_DIRECTIONS FOR THIS TASK:_ What follows is a set of records, each of which is to be written out exactly.

**** INPUT ROWS

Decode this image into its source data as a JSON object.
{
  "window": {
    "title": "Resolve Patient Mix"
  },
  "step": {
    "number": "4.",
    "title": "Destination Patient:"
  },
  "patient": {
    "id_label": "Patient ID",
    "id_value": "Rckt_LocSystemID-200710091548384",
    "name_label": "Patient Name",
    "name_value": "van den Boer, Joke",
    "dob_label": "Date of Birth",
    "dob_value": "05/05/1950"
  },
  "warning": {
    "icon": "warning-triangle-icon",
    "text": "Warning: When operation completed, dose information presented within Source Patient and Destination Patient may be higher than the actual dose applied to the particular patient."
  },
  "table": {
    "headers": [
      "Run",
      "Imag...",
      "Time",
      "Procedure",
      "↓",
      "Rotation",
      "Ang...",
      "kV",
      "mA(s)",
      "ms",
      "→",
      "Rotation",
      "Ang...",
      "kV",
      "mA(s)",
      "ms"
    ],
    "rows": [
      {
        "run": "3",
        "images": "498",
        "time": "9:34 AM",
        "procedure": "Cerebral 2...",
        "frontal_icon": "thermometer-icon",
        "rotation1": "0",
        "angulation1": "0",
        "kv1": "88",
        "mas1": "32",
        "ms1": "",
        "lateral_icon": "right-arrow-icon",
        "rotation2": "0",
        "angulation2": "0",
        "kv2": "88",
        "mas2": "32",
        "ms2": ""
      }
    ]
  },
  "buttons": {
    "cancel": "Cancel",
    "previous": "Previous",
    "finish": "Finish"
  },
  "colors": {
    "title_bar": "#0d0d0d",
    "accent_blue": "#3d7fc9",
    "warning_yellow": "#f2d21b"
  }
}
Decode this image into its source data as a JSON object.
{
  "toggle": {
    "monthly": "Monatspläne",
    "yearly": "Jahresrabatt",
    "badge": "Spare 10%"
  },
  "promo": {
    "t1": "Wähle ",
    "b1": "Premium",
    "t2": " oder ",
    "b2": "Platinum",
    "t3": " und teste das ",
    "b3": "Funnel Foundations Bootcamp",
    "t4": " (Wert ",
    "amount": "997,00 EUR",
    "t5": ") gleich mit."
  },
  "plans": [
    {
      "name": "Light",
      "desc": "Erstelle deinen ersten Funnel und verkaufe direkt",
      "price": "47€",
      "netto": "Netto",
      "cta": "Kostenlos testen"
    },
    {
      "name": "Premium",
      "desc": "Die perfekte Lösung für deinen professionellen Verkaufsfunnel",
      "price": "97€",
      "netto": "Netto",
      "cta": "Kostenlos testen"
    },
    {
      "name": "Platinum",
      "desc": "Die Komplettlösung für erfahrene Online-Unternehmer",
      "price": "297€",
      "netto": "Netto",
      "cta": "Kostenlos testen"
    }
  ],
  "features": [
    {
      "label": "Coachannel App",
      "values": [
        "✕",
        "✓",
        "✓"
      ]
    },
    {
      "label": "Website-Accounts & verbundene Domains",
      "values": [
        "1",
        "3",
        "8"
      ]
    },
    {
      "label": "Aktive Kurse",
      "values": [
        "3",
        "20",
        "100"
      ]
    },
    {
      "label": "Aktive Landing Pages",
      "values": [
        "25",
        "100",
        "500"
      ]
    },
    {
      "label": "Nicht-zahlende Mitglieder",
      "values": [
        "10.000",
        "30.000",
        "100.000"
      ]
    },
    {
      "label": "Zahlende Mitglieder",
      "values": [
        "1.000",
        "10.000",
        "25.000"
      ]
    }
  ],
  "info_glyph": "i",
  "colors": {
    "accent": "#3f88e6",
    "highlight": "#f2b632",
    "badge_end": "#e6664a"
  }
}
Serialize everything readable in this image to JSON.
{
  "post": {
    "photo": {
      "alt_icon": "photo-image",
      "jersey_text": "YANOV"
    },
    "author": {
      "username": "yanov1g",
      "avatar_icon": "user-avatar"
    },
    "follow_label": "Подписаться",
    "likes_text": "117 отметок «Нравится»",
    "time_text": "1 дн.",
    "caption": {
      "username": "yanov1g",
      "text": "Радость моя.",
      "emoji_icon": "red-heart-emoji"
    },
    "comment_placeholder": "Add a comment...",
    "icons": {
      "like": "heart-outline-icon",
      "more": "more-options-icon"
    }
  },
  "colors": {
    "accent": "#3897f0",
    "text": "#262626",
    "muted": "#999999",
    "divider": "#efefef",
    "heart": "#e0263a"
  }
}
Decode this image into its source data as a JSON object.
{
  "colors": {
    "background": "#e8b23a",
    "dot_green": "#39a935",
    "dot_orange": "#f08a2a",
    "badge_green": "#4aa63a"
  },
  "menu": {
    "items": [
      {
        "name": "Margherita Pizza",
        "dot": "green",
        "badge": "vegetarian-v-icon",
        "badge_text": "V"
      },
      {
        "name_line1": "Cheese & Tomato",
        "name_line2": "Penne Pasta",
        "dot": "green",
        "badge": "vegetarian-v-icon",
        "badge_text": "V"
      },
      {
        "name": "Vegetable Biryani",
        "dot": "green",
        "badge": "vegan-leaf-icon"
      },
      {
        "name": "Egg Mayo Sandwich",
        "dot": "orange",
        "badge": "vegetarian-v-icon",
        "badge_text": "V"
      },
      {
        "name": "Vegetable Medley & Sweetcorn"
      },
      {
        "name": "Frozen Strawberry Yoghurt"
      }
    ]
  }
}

********

_THE SOLUTION:_
Decode this image into its source data as a JSON object.
{
  "window": {
    "title": "Resolve Patient Mix"
  },
  "step": {
    "number": "4.",
    "title": "Destination Patient:"
  },
  "patient": {
    "id_label": "Patient ID",
    "id_value": "Rckt_LocSystemID-200710091548384",
    "name_label": "Patient Name",
    "name_value": "van den Boer, Joke",
    "dob_label": "Date of Birth",
    "dob_value": "05/05/1950"
  },
  "warning": {
    "icon": "warning-triangle-icon",
    "text": "Warning: When operation completed, dose information presented within Source Patient and Destination Patient may be higher than the actual dose applied to the particular patient."
  },
  "table": {
    "headers": [
      "Run",
      "Imag...",
      "Time",
      "Procedure",
      "↓",
      "Rotation",
      "Ang...",
      "kV",
      "mA(s)",
      "ms",
      "→",
      "Rotation",
      "Ang...",
      "kV",
      "mA(s)",
      "ms"
    ],
    "rows": [
      {
        "run": "3",
        "images": "498",
        "time": "9:34 AM",
        "procedure": "Cerebral 2...",
        "frontal_icon": "thermometer-icon",
        "rotation1": "0",
        "angulation1": "0",
        "kv1": "88",
        "mas1": "32",
        "ms1": "",
        "lateral_icon": "right-arrow-icon",
        "rotation2": "0",
        "angulation2": "0",
        "kv2": "88",
        "mas2": "32",
        "ms2": ""
      }
    ]
  },
  "buttons": {
    "cancel": "Cancel",
    "previous": "Previous",
    "finish": "Finish"
  },
  "colors": {
    "title_bar": "#0d0d0d",
    "accent_blue": "#3d7fc9",
    "warning_yellow": "#f2d21b"
  }
}
Decode this image into its source data as a JSON object.
{
  "toggle": {
    "monthly": "Monatspläne",
    "yearly": "Jahresrabatt",
    "badge": "Spare 10%"
  },
  "promo": {
    "t1": "Wähle ",
    "b1": "Premium",
    "t2": " oder ",
    "b2": "Platinum",
    "t3": " und teste das ",
    "b3": "Funnel Foundations Bootcamp",
    "t4": " (Wert ",
    "amount": "997,00 EUR",
    "t5": ") gleich mit."
  },
  "plans": [
    {
      "name": "Light",
      "desc": "Erstelle deinen ersten Funnel und verkaufe direkt",
      "price": "47€",
      "netto": "Netto",
      "cta": "Kostenlos testen"
    },
    {
      "name": "Premium",
      "desc": "Die perfekte Lösung für deinen professionellen Verkaufsfunnel",
      "price": "97€",
      "netto": "Netto",
      "cta": "Kostenlos testen"
    },
    {
      "name": "Platinum",
      "desc": "Die Komplettlösung für erfahrene Online-Unternehmer",
      "price": "297€",
      "netto": "Netto",
      "cta": "Kostenlos testen"
    }
  ],
  "features": [
    {
      "label": "Coachannel App",
      "values": [
        "✕",
        "✓",
        "✓"
      ]
    },
    {
      "label": "Website-Accounts & verbundene Domains",
      "values": [
        "1",
        "3",
        "8"
      ]
    },
    {
      "label": "Aktive Kurse",
      "values": [
        "3",
        "20",
        "100"
      ]
    },
    {
      "label": "Aktive Landing Pages",
      "values": [
        "25",
        "100",
        "500"
      ]
    },
    {
      "label": "Nicht-zahlende Mitglieder",
      "values": [
        "10.000",
        "30.000",
        "100.000"
      ]
    },
    {
      "label": "Zahlende Mitglieder",
      "values": [
        "1.000",
        "10.000",
        "25.000"
      ]
    }
  ],
  "info_glyph": "i",
  "colors": {
    "accent": "#3f88e6",
    "highlight": "#f2b632",
    "badge_end": "#e6664a"
  }
}
Serialize everything readable in this image to JSON.
{
  "post": {
    "photo": {
      "alt_icon": "photo-image",
      "jersey_text": "YANOV"
    },
    "author": {
      "username": "yanov1g",
      "avatar_icon": "user-avatar"
    },
    "follow_label": "Подписаться",
    "likes_text": "117 отметок «Нравится»",
    "time_text": "1 дн.",
    "caption": {
      "username": "yanov1g",
      "text": "Радость моя.",
      "emoji_icon": "red-heart-emoji"
    },
    "comment_placeholder": "Add a comment...",
    "icons": {
      "like": "heart-outline-icon",
      "more": "more-options-icon"
    }
  },
  "colors": {
    "accent": "#3897f0",
    "text": "#262626",
    "muted": "#999999",
    "divider": "#efefef",
    "heart": "#e0263a"
  }
}
Decode this image into its source data as a JSON object.
{
  "colors": {
    "background": "#e8b23a",
    "dot_green": "#39a935",
    "dot_orange": "#f08a2a",
    "badge_green": "#4aa63a"
  },
  "menu": {
    "items": [
      {
        "name": "Margherita Pizza",
        "dot": "green",
        "badge": "vegetarian-v-icon",
        "badge_text": "V"
      },
      {
        "name_line1": "Cheese & Tomato",
        "name_line2": "Penne Pasta",
        "dot": "green",
        "badge": "vegetarian-v-icon",
        "badge_text": "V"
      },
      {
        "name": "Vegetable Biryani",
        "dot": "green",
        "badge": "vegan-leaf-icon"
      },
      {
        "name": "Egg Mayo Sandwich",
        "dot": "orange",
        "badge": "vegetarian-v-icon",
        "badge_text": "V"
      },
      {
        "name": "Vegetable Medley & Sweetcorn"
      },
      {
        "name": "Frozen Strawberry Yoghurt"
      }
    ]
  }
}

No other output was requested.